**AIM**
Copy the data that follows exactly. Include no pictures.

-- start --

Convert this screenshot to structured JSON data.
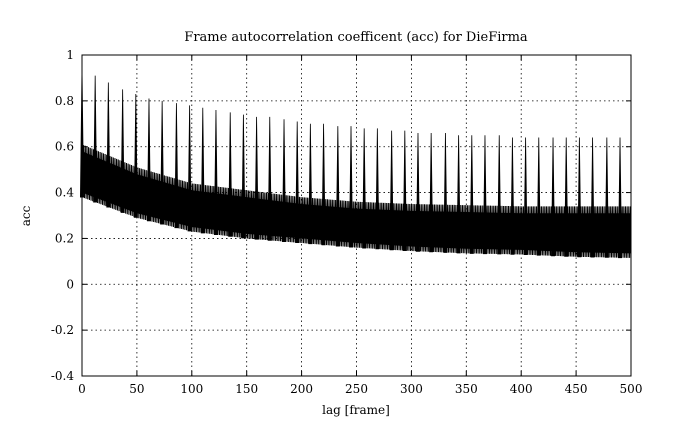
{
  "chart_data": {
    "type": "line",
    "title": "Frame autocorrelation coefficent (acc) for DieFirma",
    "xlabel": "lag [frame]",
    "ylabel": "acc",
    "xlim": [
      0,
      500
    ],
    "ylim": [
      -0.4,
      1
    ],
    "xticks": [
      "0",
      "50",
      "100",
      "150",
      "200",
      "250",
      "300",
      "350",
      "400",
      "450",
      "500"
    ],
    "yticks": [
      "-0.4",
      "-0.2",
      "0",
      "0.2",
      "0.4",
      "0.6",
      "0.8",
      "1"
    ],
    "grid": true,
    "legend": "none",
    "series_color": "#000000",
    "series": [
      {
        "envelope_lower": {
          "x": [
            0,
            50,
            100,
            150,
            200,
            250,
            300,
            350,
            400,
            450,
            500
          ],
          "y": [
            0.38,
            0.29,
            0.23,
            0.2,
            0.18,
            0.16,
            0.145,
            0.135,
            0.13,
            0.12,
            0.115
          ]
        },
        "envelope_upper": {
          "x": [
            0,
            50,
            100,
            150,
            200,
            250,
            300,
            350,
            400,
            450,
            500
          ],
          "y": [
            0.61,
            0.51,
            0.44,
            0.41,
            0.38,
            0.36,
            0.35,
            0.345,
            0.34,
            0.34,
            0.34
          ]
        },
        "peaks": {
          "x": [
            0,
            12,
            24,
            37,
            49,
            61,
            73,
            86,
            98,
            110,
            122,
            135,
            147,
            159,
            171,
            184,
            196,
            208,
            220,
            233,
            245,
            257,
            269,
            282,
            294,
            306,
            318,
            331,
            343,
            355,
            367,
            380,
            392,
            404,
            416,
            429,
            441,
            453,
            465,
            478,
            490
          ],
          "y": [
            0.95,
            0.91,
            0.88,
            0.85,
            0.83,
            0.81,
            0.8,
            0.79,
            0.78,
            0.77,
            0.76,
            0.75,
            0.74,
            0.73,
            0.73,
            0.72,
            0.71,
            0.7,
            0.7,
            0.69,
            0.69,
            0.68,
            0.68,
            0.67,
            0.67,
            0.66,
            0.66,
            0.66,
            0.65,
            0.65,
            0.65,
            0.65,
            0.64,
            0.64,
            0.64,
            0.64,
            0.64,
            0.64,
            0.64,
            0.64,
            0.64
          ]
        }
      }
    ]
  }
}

-- end --

**SOLUTION TO THIS PROBLEM**
Convert this screenshot to structured JSON data.
{
  "chart_data": {
    "type": "line",
    "title": "Frame autocorrelation coefficent (acc) for DieFirma",
    "xlabel": "lag [frame]",
    "ylabel": "acc",
    "xlim": [
      0,
      500
    ],
    "ylim": [
      -0.4,
      1
    ],
    "xticks": [
      "0",
      "50",
      "100",
      "150",
      "200",
      "250",
      "300",
      "350",
      "400",
      "450",
      "500"
    ],
    "yticks": [
      "-0.4",
      "-0.2",
      "0",
      "0.2",
      "0.4",
      "0.6",
      "0.8",
      "1"
    ],
    "grid": true,
    "legend": "none",
    "series_color": "#000000",
    "series": [
      {
        "envelope_lower": {
          "x": [
            0,
            50,
            100,
            150,
            200,
            250,
            300,
            350,
            400,
            450,
            500
          ],
          "y": [
            0.38,
            0.29,
            0.23,
            0.2,
            0.18,
            0.16,
            0.145,
            0.135,
            0.13,
            0.12,
            0.115
          ]
        },
        "envelope_upper": {
          "x": [
            0,
            50,
            100,
            150,
            200,
            250,
            300,
            350,
            400,
            450,
            500
          ],
          "y": [
            0.61,
            0.51,
            0.44,
            0.41,
            0.38,
            0.36,
            0.35,
            0.345,
            0.34,
            0.34,
            0.34
          ]
        },
        "peaks": {
          "x": [
            0,
            12,
            24,
            37,
            49,
            61,
            73,
            86,
            98,
            110,
            122,
            135,
            147,
            159,
            171,
            184,
            196,
            208,
            220,
            233,
            245,
            257,
            269,
            282,
            294,
            306,
            318,
            331,
            343,
            355,
            367,
            380,
            392,
            404,
            416,
            429,
            441,
            453,
            465,
            478,
            490
          ],
          "y": [
            0.95,
            0.91,
            0.88,
            0.85,
            0.83,
            0.81,
            0.8,
            0.79,
            0.78,
            0.77,
            0.76,
            0.75,
            0.74,
            0.73,
            0.73,
            0.72,
            0.71,
            0.7,
            0.7,
            0.69,
            0.69,
            0.68,
            0.68,
            0.67,
            0.67,
            0.66,
            0.66,
            0.66,
            0.65,
            0.65,
            0.65,
            0.65,
            0.64,
            0.64,
            0.64,
            0.64,
            0.64,
            0.64,
            0.64,
            0.64,
            0.64
          ]
        }
      }
    ]
  }
}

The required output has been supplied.